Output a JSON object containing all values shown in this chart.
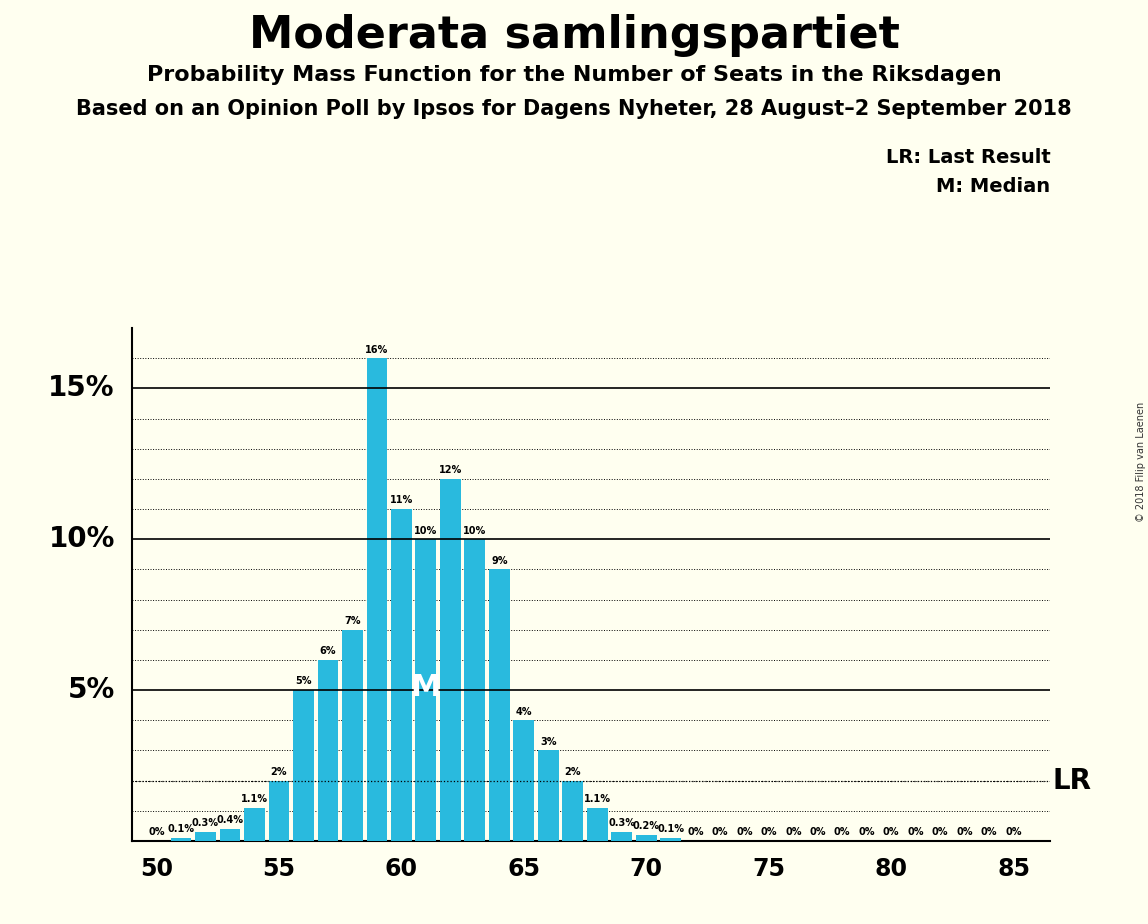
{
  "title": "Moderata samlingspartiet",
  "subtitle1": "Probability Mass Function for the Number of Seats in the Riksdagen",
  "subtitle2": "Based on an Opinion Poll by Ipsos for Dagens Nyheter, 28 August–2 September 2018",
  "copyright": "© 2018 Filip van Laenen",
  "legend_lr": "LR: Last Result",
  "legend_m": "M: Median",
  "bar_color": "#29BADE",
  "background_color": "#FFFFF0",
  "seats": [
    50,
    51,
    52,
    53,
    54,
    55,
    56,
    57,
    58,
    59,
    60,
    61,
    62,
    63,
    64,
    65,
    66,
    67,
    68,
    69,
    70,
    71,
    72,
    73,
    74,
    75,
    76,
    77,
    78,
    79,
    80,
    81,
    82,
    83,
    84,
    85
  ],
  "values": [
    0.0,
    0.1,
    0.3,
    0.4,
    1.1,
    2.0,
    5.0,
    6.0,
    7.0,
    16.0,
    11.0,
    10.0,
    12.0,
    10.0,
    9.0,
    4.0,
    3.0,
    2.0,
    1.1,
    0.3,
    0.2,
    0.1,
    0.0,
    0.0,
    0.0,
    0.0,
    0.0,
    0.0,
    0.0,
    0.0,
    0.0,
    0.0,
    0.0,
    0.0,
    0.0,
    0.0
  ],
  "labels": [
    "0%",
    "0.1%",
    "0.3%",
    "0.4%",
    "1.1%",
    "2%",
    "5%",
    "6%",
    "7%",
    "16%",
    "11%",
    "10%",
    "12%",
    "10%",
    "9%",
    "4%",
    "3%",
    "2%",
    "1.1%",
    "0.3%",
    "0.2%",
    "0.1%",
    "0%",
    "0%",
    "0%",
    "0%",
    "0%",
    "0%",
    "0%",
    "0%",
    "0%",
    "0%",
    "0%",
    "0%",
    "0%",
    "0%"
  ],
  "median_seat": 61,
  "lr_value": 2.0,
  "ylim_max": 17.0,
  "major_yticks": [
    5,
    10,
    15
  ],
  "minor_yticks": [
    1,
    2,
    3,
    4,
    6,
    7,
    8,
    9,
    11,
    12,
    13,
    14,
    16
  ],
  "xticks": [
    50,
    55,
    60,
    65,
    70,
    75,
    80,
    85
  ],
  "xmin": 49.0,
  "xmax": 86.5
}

*EXERCISE TASK:* Exclude the images and reproduce the remaining data exactly.

*RESULT FOR THIS TASK:*
Output a JSON object containing all values shown in this chart.
{
  "title": "Moderata samlingspartiet",
  "subtitle1": "Probability Mass Function for the Number of Seats in the Riksdagen",
  "subtitle2": "Based on an Opinion Poll by Ipsos for Dagens Nyheter, 28 August–2 September 2018",
  "copyright": "© 2018 Filip van Laenen",
  "legend_lr": "LR: Last Result",
  "legend_m": "M: Median",
  "bar_color": "#29BADE",
  "background_color": "#FFFFF0",
  "seats": [
    50,
    51,
    52,
    53,
    54,
    55,
    56,
    57,
    58,
    59,
    60,
    61,
    62,
    63,
    64,
    65,
    66,
    67,
    68,
    69,
    70,
    71,
    72,
    73,
    74,
    75,
    76,
    77,
    78,
    79,
    80,
    81,
    82,
    83,
    84,
    85
  ],
  "values": [
    0.0,
    0.1,
    0.3,
    0.4,
    1.1,
    2.0,
    5.0,
    6.0,
    7.0,
    16.0,
    11.0,
    10.0,
    12.0,
    10.0,
    9.0,
    4.0,
    3.0,
    2.0,
    1.1,
    0.3,
    0.2,
    0.1,
    0.0,
    0.0,
    0.0,
    0.0,
    0.0,
    0.0,
    0.0,
    0.0,
    0.0,
    0.0,
    0.0,
    0.0,
    0.0,
    0.0
  ],
  "labels": [
    "0%",
    "0.1%",
    "0.3%",
    "0.4%",
    "1.1%",
    "2%",
    "5%",
    "6%",
    "7%",
    "16%",
    "11%",
    "10%",
    "12%",
    "10%",
    "9%",
    "4%",
    "3%",
    "2%",
    "1.1%",
    "0.3%",
    "0.2%",
    "0.1%",
    "0%",
    "0%",
    "0%",
    "0%",
    "0%",
    "0%",
    "0%",
    "0%",
    "0%",
    "0%",
    "0%",
    "0%",
    "0%",
    "0%"
  ],
  "median_seat": 61,
  "lr_value": 2.0,
  "ylim_max": 17.0,
  "major_yticks": [
    5,
    10,
    15
  ],
  "minor_yticks": [
    1,
    2,
    3,
    4,
    6,
    7,
    8,
    9,
    11,
    12,
    13,
    14,
    16
  ],
  "xticks": [
    50,
    55,
    60,
    65,
    70,
    75,
    80,
    85
  ],
  "xmin": 49.0,
  "xmax": 86.5
}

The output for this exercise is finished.